— start of Records for the exercise —

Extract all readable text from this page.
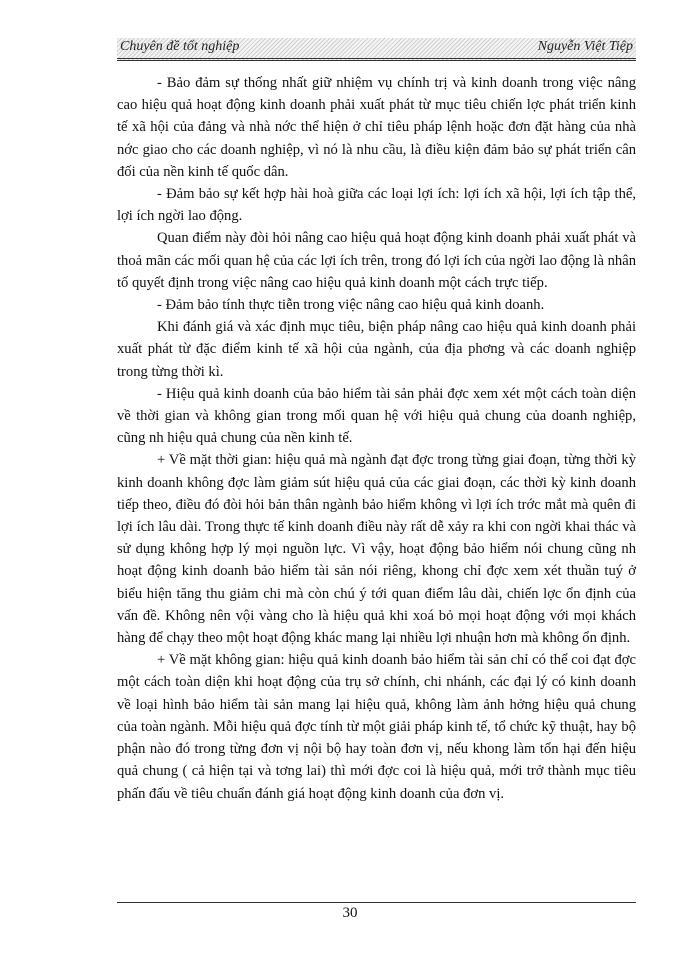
Chuyên đề tốt nghiệp	Nguyễn Việt Tiệp

- Bảo đảm sự thống nhất giữ nhiệm vụ chính trị và kinh doanh trong việc nâng cao hiệu quả hoạt động kinh doanh phải xuất phát từ mục tiêu chiến lợc phát triển kinh tế xã hội của đảng và nhà nớc thể hiện ở chỉ tiêu pháp lệnh hoặc đơn đặt hàng của nhà nớc giao cho các doanh nghiệp, vì nó là nhu cầu, là điều kiện đảm bảo sự phát triển cân đối của nền kinh tế quốc dân.

- Đảm bảo sự kết hợp hài hoà giữa các loại lợi ích: lợi ích xã hội, lợi ích tập thể, lợi ích ngời lao động.

Quan điểm này đòi hỏi nâng cao hiệu quả hoạt động kinh doanh phải xuất phát và thoả mãn các mối quan hệ của các lợi ích trên, trong đó lợi ích của ngời lao động là nhân tố quyết định trong việc nâng cao hiệu quả kinh doanh một cách trực tiếp.

- Đảm bảo tính thực tiễn trong việc nâng cao hiệu quả kinh doanh.

Khi đánh giá và xác định mục tiêu, biện pháp nâng cao hiệu quả kinh doanh phải xuất phát từ đặc điểm kinh tế xã hội của ngành, của địa phơng và các doanh nghiệp trong từng thời kì.

- Hiệu quả kinh doanh của bảo hiểm tài sản phải đợc xem xét một cách toàn diện về thời gian và không gian trong mối quan hệ với hiệu quả chung của doanh nghiệp, cũng nh hiệu quả chung của nền kinh tế.

+ Về mặt thời gian: hiệu quả mà ngành đạt đợc trong từng giai đoạn, từng thời kỳ kinh doanh không đợc làm giảm sút hiệu quả của các giai đoạn, các thời kỳ kinh doanh tiếp theo, điều đó đòi hỏi bản thân ngành bảo hiểm không vì lợi ích trớc mắt mà quên đi lợi ích lâu dài. Trong thực tế kinh doanh điều này rất dễ xảy ra khi con ngời khai thác và sử dụng không hợp lý mọi nguồn lực. Vì vậy, hoạt động bảo hiểm nói chung cũng nh hoạt động kinh doanh bảo hiểm tài sản nói riêng, khong chỉ đợc xem xét thuần tuý ở biểu hiện tăng thu giảm chi mà còn chú ý tới quan điểm lâu dài, chiến lợc ổn định của vấn đề. Không nên vội vàng cho là hiệu quả khi xoá bỏ mọi hoạt động với mọi khách hàng để chạy theo một hoạt động khác mang lại nhiều lợi nhuận hơn mà không ổn định.

+ Về mặt không gian: hiệu quả kinh doanh bảo hiểm tài sản chỉ có thể coi đạt đợc một cách toàn diện khi hoạt động của trụ sở chính, chi nhánh, các đại lý có kinh doanh về loại hình bảo hiểm tài sản mang lại hiệu quả, không làm ảnh hởng hiệu quả chung của toàn ngành. Mỗi hiệu quả đợc tính từ một giải pháp kinh tế, tổ chức kỹ thuật, hay bộ phận nào đó trong từng đơn vị nội bộ hay toàn đơn vị, nếu khong làm tổn hại đến hiệu quả chung ( cả hiện tại và tơng lai) thì mới đợc coi là hiệu quả, mới trở thành mục tiêu phấn đấu về tiêu chuẩn đánh giá hoạt động kinh doanh của đơn vị.

30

— end of Records for the exercise —

-- To be done --
Which lines hold the string "tính"? List them all.

-- Reply to the exercise --
- Đảm bảo tính thực tiễn trong việc nâng cao hiệu quả kinh doanh.
+ Về mặt không gian: hiệu quả kinh doanh bảo hiểm tài sản chỉ có thể coi đạt đợc một cách toàn diện khi hoạt động của trụ sở chính, chi nhánh, các đại lý có kinh doanh về loại hình bảo hiểm tài sản mang lại hiệu quả, không làm ảnh hởng hiệu quả chung của toàn ngành. Mỗi hiệu quả đợc tính từ một giải pháp kinh tế, tổ chức kỹ thuật, hay bộ phận nào đó trong từng đơn vị nội bộ hay toàn đơn vị, nếu khong làm tổn hại đến hiệu quả chung ( cả hiện tại và tơng lai) thì mới đợc coi là hiệu quả, mới trở thành mục tiêu phấn đấu về tiêu chuẩn đánh giá hoạt động kinh doanh của đơn vị.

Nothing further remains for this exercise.